#### DATA RECORDS ####
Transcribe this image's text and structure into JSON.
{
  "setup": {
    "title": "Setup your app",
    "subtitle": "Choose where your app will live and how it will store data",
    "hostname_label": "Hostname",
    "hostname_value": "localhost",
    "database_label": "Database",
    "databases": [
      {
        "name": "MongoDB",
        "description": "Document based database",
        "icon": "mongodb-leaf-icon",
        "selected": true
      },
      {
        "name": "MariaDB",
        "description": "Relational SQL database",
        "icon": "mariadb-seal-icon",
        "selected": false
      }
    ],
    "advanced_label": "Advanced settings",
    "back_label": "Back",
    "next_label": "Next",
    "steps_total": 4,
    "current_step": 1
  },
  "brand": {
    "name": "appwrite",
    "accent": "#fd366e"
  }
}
####
#### DATA RECORDS ####
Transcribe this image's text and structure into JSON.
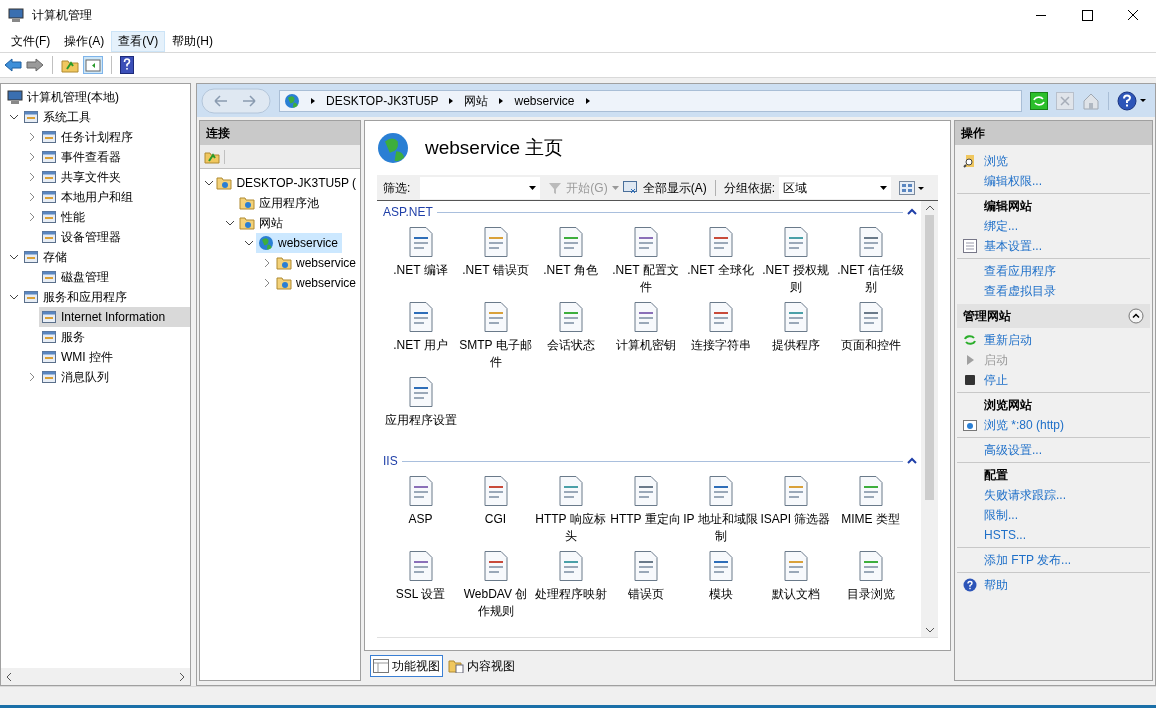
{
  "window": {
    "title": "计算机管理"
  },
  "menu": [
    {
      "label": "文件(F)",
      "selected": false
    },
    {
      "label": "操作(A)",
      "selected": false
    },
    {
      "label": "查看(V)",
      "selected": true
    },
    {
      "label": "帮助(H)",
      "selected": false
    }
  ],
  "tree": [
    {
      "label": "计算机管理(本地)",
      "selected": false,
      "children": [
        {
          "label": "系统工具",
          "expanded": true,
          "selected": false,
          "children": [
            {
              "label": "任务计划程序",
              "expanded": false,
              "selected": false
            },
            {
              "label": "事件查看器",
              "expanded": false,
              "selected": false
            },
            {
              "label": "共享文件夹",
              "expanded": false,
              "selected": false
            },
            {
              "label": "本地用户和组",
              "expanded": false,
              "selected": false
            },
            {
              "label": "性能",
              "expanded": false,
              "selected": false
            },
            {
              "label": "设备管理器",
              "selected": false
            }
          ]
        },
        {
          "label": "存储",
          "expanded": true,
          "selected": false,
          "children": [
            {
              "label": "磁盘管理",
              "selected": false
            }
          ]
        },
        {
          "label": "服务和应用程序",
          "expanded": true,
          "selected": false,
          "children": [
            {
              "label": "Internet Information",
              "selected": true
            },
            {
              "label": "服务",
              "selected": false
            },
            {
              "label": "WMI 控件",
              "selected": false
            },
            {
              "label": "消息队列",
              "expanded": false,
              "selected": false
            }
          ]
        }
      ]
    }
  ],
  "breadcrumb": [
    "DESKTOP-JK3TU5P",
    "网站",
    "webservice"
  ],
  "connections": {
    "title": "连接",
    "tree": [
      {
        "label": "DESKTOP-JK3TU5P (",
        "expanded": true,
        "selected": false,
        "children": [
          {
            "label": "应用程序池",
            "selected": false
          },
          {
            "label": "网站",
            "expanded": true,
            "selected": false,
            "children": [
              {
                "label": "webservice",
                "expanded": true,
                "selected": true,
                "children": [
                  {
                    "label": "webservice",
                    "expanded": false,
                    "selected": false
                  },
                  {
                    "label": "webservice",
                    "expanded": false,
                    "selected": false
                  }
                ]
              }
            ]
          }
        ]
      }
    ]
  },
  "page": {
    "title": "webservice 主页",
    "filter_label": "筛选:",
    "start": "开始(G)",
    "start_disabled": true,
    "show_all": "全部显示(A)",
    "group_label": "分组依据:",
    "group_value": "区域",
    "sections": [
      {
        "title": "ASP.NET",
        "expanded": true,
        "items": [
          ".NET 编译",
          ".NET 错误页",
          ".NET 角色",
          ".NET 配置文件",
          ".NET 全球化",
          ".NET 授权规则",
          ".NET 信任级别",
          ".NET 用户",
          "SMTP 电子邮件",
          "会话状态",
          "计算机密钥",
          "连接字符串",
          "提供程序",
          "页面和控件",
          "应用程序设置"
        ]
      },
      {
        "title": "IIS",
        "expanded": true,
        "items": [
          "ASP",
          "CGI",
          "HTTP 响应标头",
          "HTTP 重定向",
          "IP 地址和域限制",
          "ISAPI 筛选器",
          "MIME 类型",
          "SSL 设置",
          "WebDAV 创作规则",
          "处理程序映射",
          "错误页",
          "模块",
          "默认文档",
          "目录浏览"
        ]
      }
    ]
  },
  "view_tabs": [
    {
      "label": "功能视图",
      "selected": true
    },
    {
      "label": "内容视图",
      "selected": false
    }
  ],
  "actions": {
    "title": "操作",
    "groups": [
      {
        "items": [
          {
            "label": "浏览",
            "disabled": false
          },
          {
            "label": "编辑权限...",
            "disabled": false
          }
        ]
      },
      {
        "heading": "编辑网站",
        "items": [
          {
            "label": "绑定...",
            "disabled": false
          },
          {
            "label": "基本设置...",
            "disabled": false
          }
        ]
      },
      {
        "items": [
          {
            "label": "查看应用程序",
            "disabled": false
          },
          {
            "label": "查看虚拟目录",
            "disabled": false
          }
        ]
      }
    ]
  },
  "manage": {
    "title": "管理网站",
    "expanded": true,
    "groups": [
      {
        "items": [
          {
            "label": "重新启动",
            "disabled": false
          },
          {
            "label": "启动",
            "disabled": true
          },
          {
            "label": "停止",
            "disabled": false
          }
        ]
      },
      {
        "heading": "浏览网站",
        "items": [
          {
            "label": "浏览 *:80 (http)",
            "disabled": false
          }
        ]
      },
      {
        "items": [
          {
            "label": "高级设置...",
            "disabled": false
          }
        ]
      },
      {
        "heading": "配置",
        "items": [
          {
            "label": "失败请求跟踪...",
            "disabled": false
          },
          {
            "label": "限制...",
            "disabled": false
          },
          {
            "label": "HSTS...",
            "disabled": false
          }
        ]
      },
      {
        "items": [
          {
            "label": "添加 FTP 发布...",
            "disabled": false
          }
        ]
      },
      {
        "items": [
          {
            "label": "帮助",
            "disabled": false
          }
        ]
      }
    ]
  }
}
####
» **TASK DESCRIPTION**
From the listing above, copy all lines holding the word "children".

» **COMPLETED EXERCISE**
      "children": [
          "children": [
          "children": [
          "children": [
        "children": [
            "children": [
                "children": [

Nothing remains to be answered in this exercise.